Task description => How many lines in the records below hold the string "color"? Please answer with the number and nothing more.
==== Exercise materials ====
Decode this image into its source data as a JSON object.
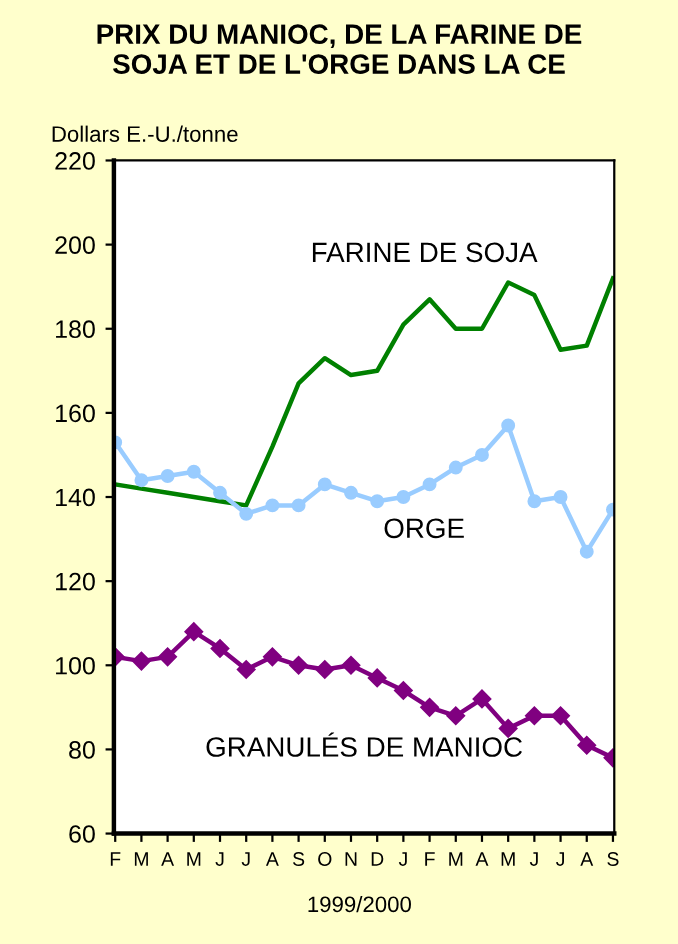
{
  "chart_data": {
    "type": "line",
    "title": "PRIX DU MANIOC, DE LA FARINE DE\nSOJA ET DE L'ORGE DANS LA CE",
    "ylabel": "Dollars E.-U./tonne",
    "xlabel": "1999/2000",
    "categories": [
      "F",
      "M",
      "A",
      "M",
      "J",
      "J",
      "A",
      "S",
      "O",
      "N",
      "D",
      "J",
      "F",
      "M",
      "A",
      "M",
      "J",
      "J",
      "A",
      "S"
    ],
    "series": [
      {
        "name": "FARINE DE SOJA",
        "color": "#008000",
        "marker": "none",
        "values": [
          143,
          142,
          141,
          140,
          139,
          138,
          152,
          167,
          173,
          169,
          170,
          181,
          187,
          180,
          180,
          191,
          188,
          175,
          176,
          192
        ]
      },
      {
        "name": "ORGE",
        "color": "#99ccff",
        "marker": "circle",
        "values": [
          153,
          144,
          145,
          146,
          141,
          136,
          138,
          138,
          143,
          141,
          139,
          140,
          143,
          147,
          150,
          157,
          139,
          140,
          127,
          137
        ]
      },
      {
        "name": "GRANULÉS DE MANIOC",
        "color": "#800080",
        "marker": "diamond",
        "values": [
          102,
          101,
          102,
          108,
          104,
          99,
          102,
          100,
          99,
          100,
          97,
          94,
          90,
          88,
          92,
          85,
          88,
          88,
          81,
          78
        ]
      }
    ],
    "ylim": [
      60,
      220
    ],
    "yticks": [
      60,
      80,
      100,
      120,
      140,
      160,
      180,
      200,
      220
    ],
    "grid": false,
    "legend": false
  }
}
====
Response to this exercise => 3